▶ **Work to be completed**: Can you pull out each line of the data below that includes the word "Lies"?

** start of Data for this task **

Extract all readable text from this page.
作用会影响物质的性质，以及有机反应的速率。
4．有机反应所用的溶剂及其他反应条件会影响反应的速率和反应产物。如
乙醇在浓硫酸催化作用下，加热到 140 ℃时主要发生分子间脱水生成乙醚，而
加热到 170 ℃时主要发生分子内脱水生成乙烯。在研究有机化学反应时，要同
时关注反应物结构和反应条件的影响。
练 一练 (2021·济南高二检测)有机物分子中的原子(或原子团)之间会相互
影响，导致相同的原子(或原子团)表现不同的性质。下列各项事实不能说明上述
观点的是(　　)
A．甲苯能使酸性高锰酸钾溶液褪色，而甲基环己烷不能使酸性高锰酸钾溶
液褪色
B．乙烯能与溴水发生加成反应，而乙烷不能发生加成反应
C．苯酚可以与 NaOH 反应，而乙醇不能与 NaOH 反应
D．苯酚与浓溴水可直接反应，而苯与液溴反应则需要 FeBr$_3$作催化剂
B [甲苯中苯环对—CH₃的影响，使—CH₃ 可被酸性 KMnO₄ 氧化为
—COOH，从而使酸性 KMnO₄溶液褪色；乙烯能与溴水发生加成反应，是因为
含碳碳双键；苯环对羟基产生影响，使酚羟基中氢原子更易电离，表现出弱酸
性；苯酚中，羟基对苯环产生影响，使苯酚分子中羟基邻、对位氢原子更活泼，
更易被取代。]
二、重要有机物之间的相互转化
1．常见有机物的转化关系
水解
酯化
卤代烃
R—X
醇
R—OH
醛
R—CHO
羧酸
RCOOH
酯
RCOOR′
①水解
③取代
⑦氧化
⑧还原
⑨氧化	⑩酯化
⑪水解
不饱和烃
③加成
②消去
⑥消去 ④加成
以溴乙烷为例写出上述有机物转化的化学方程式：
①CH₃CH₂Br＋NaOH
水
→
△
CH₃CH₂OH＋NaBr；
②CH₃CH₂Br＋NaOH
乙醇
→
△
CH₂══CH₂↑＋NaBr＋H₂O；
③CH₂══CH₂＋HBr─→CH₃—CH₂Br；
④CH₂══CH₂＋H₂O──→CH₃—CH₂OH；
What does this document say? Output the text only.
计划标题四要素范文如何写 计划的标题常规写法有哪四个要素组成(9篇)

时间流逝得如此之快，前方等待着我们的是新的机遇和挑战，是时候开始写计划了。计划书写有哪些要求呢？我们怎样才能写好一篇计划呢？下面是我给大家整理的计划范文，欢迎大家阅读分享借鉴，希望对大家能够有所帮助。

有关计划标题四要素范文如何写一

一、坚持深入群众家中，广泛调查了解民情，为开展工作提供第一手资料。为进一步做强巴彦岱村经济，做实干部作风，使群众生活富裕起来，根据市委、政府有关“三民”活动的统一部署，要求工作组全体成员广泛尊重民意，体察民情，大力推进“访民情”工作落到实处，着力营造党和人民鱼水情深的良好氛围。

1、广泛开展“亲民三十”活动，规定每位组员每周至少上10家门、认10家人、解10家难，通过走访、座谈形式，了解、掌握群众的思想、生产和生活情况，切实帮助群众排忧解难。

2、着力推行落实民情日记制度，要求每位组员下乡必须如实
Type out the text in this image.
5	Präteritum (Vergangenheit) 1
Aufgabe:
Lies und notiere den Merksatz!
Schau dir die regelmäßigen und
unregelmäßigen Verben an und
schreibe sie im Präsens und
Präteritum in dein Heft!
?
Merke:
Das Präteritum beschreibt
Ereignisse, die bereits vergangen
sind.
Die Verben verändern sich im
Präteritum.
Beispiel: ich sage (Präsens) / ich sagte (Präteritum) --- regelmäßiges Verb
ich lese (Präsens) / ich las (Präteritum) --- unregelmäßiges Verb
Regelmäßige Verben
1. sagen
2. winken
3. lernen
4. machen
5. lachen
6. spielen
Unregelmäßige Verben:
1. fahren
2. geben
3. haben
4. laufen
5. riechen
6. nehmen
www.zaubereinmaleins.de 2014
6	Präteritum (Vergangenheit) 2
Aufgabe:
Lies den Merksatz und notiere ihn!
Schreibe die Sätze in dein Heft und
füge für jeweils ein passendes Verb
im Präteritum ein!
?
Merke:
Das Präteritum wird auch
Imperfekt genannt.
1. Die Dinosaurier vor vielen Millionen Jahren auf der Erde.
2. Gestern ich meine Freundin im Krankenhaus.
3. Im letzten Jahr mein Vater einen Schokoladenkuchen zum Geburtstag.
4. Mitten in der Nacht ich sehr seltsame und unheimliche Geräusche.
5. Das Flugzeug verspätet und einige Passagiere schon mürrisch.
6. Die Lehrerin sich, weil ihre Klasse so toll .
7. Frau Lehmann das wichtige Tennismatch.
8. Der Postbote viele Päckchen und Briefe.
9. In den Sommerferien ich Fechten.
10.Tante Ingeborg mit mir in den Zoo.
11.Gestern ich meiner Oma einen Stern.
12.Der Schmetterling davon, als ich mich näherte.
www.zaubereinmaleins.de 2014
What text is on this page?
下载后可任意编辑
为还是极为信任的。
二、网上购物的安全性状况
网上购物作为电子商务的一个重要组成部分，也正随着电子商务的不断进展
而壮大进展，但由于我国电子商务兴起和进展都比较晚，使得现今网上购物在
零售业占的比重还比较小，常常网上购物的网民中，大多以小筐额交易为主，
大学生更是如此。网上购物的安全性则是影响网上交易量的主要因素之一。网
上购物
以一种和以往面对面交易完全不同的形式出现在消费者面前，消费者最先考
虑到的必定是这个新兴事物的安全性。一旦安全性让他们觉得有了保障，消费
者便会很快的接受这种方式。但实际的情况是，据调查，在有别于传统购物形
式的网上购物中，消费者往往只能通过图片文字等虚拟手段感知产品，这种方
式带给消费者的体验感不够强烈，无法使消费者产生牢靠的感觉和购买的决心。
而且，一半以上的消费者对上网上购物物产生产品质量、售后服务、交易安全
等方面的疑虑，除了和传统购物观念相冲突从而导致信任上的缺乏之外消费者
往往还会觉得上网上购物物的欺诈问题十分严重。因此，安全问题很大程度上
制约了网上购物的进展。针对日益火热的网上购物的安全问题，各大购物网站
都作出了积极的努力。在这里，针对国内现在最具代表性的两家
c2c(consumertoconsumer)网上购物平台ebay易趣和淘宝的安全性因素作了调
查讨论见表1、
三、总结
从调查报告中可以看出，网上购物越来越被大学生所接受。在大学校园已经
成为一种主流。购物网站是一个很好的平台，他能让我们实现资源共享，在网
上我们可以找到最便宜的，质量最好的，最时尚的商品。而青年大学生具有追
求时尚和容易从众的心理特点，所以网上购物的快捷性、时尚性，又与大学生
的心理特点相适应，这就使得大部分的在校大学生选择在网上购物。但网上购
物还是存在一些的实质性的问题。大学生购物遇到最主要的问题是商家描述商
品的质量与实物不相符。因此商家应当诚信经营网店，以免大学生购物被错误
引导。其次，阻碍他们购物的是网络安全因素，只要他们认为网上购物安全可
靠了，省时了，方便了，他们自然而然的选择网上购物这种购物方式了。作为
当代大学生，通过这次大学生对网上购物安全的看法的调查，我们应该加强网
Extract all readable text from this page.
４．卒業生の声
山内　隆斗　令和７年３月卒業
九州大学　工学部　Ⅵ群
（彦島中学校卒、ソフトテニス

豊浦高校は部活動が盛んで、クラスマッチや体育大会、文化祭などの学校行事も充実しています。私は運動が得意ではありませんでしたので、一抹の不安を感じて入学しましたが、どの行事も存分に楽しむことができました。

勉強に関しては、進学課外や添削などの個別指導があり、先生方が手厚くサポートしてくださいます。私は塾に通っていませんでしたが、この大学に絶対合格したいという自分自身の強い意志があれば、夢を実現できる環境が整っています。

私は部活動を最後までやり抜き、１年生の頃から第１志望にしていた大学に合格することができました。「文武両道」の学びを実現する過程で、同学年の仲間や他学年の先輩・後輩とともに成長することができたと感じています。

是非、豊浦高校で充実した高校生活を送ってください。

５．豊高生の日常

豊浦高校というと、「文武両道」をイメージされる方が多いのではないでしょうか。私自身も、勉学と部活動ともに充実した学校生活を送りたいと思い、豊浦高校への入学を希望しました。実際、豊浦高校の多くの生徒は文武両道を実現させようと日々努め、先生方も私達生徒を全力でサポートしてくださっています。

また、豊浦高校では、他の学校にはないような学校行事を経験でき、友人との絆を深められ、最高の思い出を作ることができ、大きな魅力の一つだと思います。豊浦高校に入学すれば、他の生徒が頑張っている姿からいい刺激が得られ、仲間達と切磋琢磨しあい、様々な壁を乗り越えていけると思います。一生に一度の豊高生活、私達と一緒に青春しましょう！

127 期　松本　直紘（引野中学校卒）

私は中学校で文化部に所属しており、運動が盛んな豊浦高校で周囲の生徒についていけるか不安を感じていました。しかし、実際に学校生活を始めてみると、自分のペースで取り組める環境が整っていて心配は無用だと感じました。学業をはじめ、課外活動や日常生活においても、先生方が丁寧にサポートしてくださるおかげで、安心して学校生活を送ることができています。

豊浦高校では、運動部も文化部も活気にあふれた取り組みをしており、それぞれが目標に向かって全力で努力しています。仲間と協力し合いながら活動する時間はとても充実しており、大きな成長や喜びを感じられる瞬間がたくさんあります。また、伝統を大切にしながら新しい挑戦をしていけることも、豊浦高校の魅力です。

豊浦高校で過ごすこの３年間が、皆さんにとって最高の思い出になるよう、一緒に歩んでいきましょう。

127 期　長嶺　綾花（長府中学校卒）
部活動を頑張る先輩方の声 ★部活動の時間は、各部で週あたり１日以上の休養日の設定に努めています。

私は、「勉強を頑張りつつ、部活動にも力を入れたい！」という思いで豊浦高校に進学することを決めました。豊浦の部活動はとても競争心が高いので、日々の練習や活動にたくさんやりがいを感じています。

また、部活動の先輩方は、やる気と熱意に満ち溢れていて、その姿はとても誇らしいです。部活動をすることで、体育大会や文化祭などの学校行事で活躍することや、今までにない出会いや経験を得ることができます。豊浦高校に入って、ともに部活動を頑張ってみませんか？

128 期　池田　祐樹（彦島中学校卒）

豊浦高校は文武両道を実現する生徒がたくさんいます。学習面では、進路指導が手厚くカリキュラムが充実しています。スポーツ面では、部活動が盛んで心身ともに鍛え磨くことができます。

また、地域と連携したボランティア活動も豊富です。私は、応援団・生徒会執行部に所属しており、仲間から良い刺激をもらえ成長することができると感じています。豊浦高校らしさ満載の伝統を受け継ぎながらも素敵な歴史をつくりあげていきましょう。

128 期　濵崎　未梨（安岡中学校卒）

** end of Data for this task **

▶ **Solved problem**:
Lies und notiere den Merksatz!
Lies den Merksatz und notiere ihn!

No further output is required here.